##### EXTRAIT DU DOCUMENT #####
Des matériaux de construction plus naturels...
"Alors que nous remarquons un intérêt pour la terre comme matériau de construction, la biennale pense la ville avec le vivant", confirme François de Mazières, maire de Versailles et commissaire général de la biennale. L'exposition "Élément terre" "révèle les liens qui unissent le socle géographique francilien, l'usage des sols et l'utilisation des terres pour mieux comprendre comment nous nous ancrons sur ce territoire", explique Cécile Diguet, commissaire de l'exposition et directrice du département urbanisme, aménagement et territoire de l'Institut Paris Région. À travers une maquette XXL du bassin de la Seine, des photographies de l'Île-de-France et de Normandie ainsi que des cartes, l'exposition propose de se replonger dans les matériaux géologiques et les qualités des sols pour s'interroger sur la croissance urbaine et la protection des espaces naturels.
Dans "Visible, invisible", les commissaires Guillaume Ramillien et Nicolas Dorval-Bory, architectes et enseignants à l'École nationale supérieure d'architecture de Versailles, montrent de nouvelles formes architecturales à travers des matériaux et énergies disponibles localement. Des matières telles que le bois, la paille ou le chanvre sont exposées. Au total, une soixantaine d'œuvres et d'ateliers ont été imaginés, et une quarantaine d'architectes du monde entier témoignent de leur façon de répondre à l'urgence climatique.
Une biennale à la vision internationale
Dans la cour de la petite écurie, au siège de l'École nationale supérieure d'architecture de Versailles, la manifestation s'ouvre à l'international avec "Terre ! Land in sight !". Cette exposition accueille trois grands pavillons ludiques de concepteurs étrangers, qui montrent un engagement à la fois écologique et politique. Originaires de Thaïlande, de Jordanie et du Mexique, ils sont lauréats du Global award for sustainable architecture, un prix qui récompense les constructions durables. Leur pavillon illustre les différentes façons de réinventer notre habitat face au dérèglement climatique et à l'épuisement des ressources.
##### DONNÉES FOURNIES #####
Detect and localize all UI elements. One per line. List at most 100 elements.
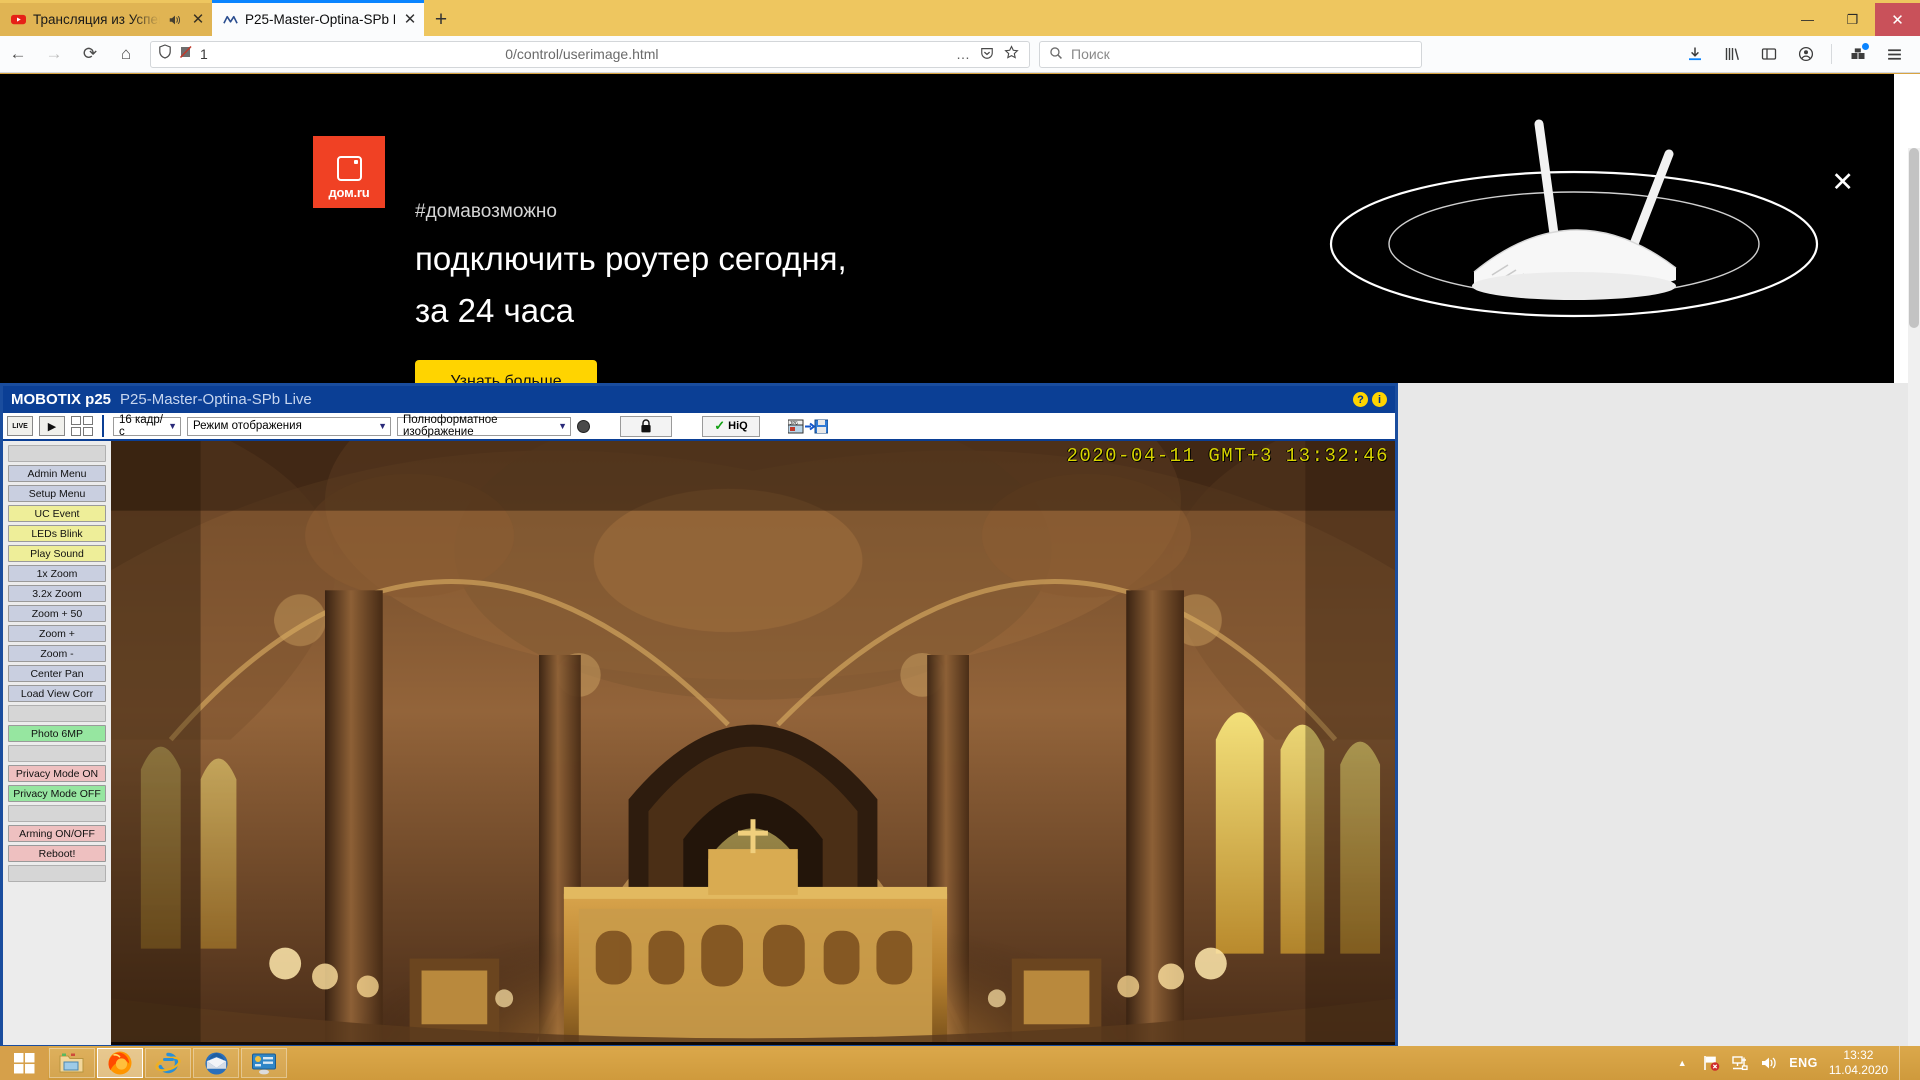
#####
— ACTIONS À MENER —
1: Répondez à ces questions sur l'extrait consacré à la biennale d'architecture de Versailles.
(a) Quelles fonctions François de Mazières occupe-t-il ?
(b) Quels matériaux sont cités comme exposés dans « Visible, invisible » ?
(c) De quels pays sont originaires les concepteurs des trois pavillons de « Terre ! Land in sight ! » ?
2: Poursuivez l'extrait sur la biennale d'architecture de Versailles à la suite de sa dernière phrase.

— RÉPONSES PAR TÂCHE —
1:
(a) Il est maire de Versailles et commissaire général de la biennale.
(b) Le bois, la paille et le chanvre.
(c) De Thaïlande, de Jordanie et du Mexique.

2:
De son côté, l'agence d'architecture ChartierDalix a imaginé, dans le cadre de la biennale et pour la Métropole du Grand Paris, le pavillon "Végétal et architecture". Ce mur "vivant" autoportant, fait de pierres de récupération de terres excavées et de végétaux indigènes, se reconnecte à la biodiversité grâce à son sol vertical habité par la faune et la flore. Au-dessus, "une structure minimale posée en quatre points permet à la couverture, très légère et conçue avec de grandes tôles, de flotter", indique Frédéric Chartier, co-commissaire et architecte. "Ce pavillon est une fusion entre le végétal et l'architecture", conclut Pascale Dalix, également co-commissaire et architecte. À côté de cet ensemble, le public retrouve "Voyage au centre de la terre" et ses 36 œuvres naturelles en marbre coloré. L'exposition a été pensée par Philippe Ledrans, commissaire, marbrier et dirigeant d'une PME de Versailles.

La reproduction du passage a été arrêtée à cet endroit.